- TEXT TO READ:
· · · · ·
We sat around the campfire with five local families, laughing, singing, telling stories, and playing games on an overnight campout in the mountains. If it weren’t for the soft desert sand beneath our feet and the cadence of Arabic dominating the chatter, it would have felt like we were back home in the mountains of our home state.
Sami, a friend of one of the families, sat down in front of the campfire next to me as I held my youngest son on my lap. We started conversing and I learned that Sami, a young Syrian, had left his country just before the war began five years ago. Ever since, he has been working in our host country—a peaceful Arab nation in the region—setting aside as much as he could to prepare to get married.
I asked Sami about his family, if they were still in Syria. He told me his mother died from health complications many years ago. Then, three years ago, his father was killed by Assad’s army. That makes him a 27-year-old orphan. Sami hadn’t seen his father for many years when he had been killed.
It was too much for me—his pain and loss. I started to cry.
Sami then told me about his sister, Aisha, and her family. Her children had been at school when it was bombed. They saw classmates die and their teacher maimed.
A year ago, Aisha’s husband was inexplicably arrested and taken to jail. With the country disintegrating into chaos, Aisha and her children were more vulnerable than ever, their husband and father behind bars.
Sami decided to use all his savings—all he had set aside in hopes of getting married and starting a family—to bring Aisha’s family out of the Syrian war-zone. He sold his future and bought the lives of his sister and her children, bringing them to live with him in his two-room apartment.
My heart ached as I listened to Sami talk. I wanted to rush to the family’s aid and help them with food and money. But I know they wouldn’t accept it. They were not poor people in Syria, and they would refuse to accept handouts.
· · · · ·
- Element location data:
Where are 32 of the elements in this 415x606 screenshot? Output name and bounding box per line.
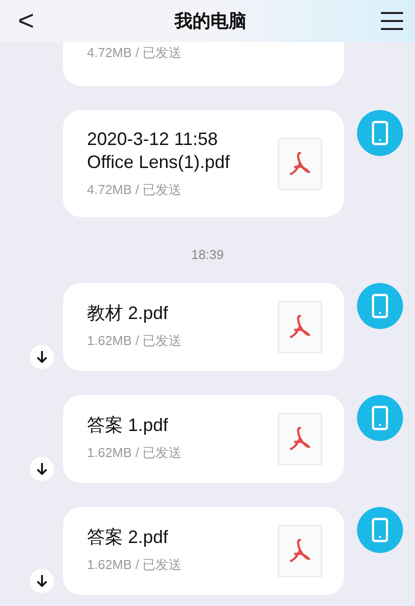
file-status: 4.72MB / 已发送 (87, 44, 183, 62)
down-arrow-icon (36, 574, 48, 588)
window-title: 我的电脑 (173, 10, 248, 34)
down-arrow-icon (36, 462, 48, 476)
file-message-card[interactable]: 教材 2.pdf 1.62MB / 已发送 (63, 282, 344, 370)
phone-avatar-icon (356, 110, 402, 156)
pdf-file-icon (278, 524, 322, 576)
file-status: 1.62MB / 已发送 (87, 332, 183, 350)
back-button[interactable]: < (12, 7, 40, 35)
file-name: 2020-3-12 11:58 (87, 128, 219, 151)
file-message-card[interactable]: 答案 1.pdf 1.62MB / 已发送 (63, 394, 344, 482)
timestamp: 18:39 (191, 246, 224, 264)
file-status: 1.62MB / 已发送 (87, 444, 183, 462)
down-arrow-icon (36, 350, 48, 364)
download-button[interactable] (30, 344, 54, 368)
pdf-file-icon (278, 138, 322, 190)
file-message-card[interactable]: 答案 2.pdf 1.62MB / 已发送 (63, 506, 344, 594)
file-status: 1.62MB / 已发送 (87, 556, 183, 574)
file-name: 答案 1.pdf (87, 414, 170, 438)
file-name: Office Lens(1).pdf (87, 150, 231, 174)
phone-avatar-icon (356, 282, 402, 328)
file-message-card[interactable]: 2020-3-12 11:58 Office Lens(1).pdf 4.72MB / 已发送 (63, 110, 344, 217)
pdf-file-icon (278, 300, 322, 352)
file-name: 答案 2.pdf (87, 526, 170, 550)
file-status: 4.72MB / 已发送 (87, 180, 183, 199)
file-name: 教材 2.pdf (87, 302, 170, 326)
pdf-file-icon (278, 412, 322, 464)
menu-icon[interactable] (381, 12, 403, 30)
phone-avatar-icon (356, 394, 402, 440)
phone-avatar-icon (356, 506, 402, 552)
download-button[interactable] (30, 456, 54, 480)
download-button[interactable] (30, 568, 54, 592)
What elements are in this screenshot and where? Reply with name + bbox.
· · · · ·
- TASK INSTRUCTIONS:
Can you return, word for word, the stretch of the campfire account that begins at the words "Sami decided to" and stops after the words "to accept handouts."?

- TASK RESULT:
Sami decided to use all his savings—all he had set aside in hopes of getting married and starting a family—to bring Aisha’s family out of the Syrian war-zone. He sold his future and bought the lives of his sister and her children, bringing them to live with him in his two-room apartment.
My heart ached as I listened to Sami talk. I wanted to rush to the family’s aid and help them with food and money. But I know they wouldn’t accept it. They were not poor people in Syria, and they would refuse to accept handouts.